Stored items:

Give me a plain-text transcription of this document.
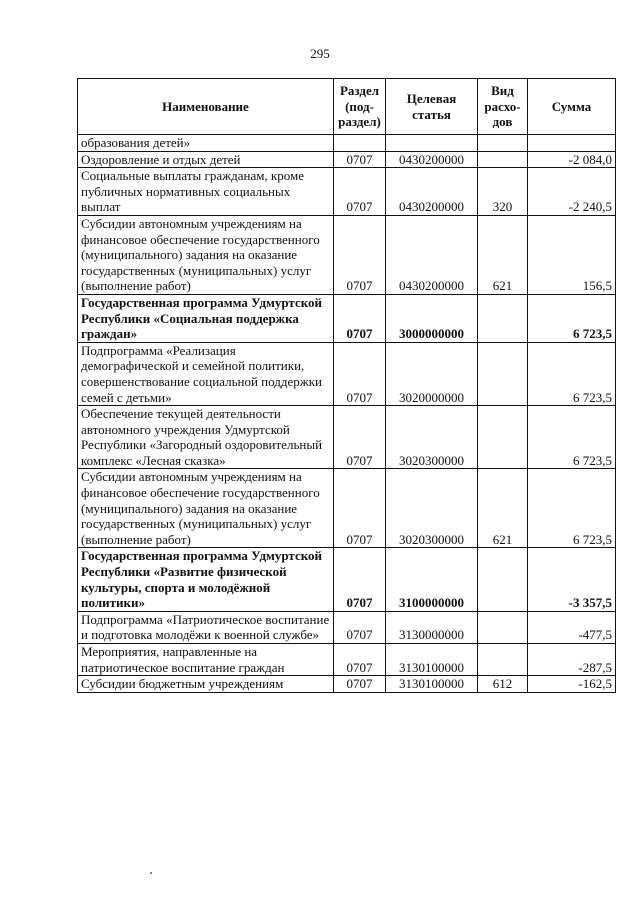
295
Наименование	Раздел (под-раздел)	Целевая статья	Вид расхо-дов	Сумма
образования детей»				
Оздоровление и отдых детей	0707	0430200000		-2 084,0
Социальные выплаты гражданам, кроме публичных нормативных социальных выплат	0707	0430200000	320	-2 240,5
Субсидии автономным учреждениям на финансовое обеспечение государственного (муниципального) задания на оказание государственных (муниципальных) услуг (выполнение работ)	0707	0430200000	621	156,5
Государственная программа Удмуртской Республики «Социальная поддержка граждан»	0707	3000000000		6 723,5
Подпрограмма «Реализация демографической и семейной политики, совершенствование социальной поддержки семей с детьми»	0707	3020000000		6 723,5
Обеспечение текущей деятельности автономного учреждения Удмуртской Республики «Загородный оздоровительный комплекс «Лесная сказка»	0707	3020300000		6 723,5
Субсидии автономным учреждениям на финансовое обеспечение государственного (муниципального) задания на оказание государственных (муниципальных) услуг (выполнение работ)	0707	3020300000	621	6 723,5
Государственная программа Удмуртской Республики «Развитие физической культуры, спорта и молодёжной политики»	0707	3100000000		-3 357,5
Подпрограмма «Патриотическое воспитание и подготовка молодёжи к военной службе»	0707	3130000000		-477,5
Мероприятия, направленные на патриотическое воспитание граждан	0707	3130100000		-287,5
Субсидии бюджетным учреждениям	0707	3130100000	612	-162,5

> Description of the task: Transcribe the complete set of entries verbatim. No pictures belong in the copy.

> Full solution:
Give me a plain-text transcription of this document.
295
Наименование	Раздел (под-раздел)	Целевая статья	Вид расхо-дов	Сумма
образования детей»				
Оздоровление и отдых детей	0707	0430200000		-2 084,0
Социальные выплаты гражданам, кроме публичных нормативных социальных выплат	0707	0430200000	320	-2 240,5
Субсидии автономным учреждениям на финансовое обеспечение государственного (муниципального) задания на оказание государственных (муниципальных) услуг (выполнение работ)	0707	0430200000	621	156,5
Государственная программа Удмуртской Республики «Социальная поддержка граждан»	0707	3000000000		6 723,5
Подпрограмма «Реализация демографической и семейной политики, совершенствование социальной поддержки семей с детьми»	0707	3020000000		6 723,5
Обеспечение текущей деятельности автономного учреждения Удмуртской Республики «Загородный оздоровительный комплекс «Лесная сказка»	0707	3020300000		6 723,5
Субсидии автономным учреждениям на финансовое обеспечение государственного (муниципального) задания на оказание государственных (муниципальных) услуг (выполнение работ)	0707	3020300000	621	6 723,5
Государственная программа Удмуртской Республики «Развитие физической культуры, спорта и молодёжной политики»	0707	3100000000		-3 357,5
Подпрограмма «Патриотическое воспитание и подготовка молодёжи к военной службе»	0707	3130000000		-477,5
Мероприятия, направленные на патриотическое воспитание граждан	0707	3130100000		-287,5
Субсидии бюджетным учреждениям	0707	3130100000	612	-162,5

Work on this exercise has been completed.